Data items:
"""

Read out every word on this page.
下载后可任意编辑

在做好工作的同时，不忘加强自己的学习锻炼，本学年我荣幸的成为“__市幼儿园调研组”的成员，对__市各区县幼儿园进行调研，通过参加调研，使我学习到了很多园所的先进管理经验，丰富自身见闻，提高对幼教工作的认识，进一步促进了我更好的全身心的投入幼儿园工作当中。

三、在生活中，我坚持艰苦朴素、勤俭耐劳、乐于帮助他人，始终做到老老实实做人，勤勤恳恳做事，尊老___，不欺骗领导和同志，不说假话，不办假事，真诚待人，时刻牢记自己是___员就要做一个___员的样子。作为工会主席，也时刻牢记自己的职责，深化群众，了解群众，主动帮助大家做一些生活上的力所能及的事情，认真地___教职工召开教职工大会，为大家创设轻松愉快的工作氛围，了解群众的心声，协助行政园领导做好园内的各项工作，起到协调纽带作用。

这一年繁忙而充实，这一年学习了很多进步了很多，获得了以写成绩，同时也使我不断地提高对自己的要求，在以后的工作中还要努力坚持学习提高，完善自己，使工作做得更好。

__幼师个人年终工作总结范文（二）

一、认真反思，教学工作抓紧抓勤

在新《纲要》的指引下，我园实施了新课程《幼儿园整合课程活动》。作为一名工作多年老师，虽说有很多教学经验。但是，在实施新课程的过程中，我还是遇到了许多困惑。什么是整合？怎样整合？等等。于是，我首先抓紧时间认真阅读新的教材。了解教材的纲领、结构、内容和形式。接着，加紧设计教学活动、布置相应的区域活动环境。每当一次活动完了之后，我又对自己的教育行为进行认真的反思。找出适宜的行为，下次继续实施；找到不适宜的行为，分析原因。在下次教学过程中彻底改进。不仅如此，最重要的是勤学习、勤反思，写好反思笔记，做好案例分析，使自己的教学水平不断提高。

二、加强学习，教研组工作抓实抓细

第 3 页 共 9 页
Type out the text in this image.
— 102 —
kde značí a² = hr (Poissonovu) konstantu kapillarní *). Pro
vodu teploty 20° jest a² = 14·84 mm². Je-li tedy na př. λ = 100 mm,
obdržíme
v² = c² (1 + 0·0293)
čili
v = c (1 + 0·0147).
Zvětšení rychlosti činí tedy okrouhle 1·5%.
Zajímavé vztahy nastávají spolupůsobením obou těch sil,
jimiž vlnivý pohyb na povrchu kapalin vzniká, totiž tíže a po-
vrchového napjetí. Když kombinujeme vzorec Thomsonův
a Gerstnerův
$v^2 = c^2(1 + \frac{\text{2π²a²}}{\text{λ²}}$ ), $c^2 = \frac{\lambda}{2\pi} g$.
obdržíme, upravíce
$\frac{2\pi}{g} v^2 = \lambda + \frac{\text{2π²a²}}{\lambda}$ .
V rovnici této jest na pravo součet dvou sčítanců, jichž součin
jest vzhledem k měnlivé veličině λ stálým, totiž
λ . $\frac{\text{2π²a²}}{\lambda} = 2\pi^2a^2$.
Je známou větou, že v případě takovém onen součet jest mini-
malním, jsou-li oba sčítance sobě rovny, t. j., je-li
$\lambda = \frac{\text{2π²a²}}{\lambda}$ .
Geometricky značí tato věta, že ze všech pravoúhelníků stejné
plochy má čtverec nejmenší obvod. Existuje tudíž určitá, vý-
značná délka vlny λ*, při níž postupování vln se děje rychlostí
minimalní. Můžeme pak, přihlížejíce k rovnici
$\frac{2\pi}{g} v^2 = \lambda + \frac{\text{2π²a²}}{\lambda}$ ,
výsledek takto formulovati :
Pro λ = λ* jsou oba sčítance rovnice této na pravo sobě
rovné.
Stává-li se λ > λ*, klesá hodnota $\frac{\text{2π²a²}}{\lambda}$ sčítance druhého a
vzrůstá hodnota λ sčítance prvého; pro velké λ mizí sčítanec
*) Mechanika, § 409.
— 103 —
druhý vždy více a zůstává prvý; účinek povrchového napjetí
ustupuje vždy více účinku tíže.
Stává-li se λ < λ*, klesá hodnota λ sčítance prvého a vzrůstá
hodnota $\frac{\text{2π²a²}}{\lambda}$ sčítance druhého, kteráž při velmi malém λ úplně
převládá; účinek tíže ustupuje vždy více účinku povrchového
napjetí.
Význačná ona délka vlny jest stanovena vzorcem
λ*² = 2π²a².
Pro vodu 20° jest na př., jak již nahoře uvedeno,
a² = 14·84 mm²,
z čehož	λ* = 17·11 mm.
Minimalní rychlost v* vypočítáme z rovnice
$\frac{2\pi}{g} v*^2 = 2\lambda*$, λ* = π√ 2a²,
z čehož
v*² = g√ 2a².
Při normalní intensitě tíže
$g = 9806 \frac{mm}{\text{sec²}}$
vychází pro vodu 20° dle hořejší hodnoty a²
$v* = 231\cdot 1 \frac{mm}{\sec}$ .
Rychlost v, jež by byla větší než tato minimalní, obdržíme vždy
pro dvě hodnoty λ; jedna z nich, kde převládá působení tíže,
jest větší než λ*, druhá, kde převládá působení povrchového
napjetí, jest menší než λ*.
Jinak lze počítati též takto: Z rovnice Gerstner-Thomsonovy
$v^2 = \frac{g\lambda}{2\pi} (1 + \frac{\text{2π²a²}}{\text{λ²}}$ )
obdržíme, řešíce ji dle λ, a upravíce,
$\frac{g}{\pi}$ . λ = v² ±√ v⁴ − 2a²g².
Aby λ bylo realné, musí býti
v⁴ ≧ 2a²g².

"""

• **Aim of the task**: Scan the data above; copy every line where "vzrůstá" appears.

• **Finished exercise**:
vzrůstá hodnota λ sčítance prvého; pro velké λ mizí sčítanec
Stává-li se λ < λ*, klesá hodnota λ sčítance prvého a vzrůstá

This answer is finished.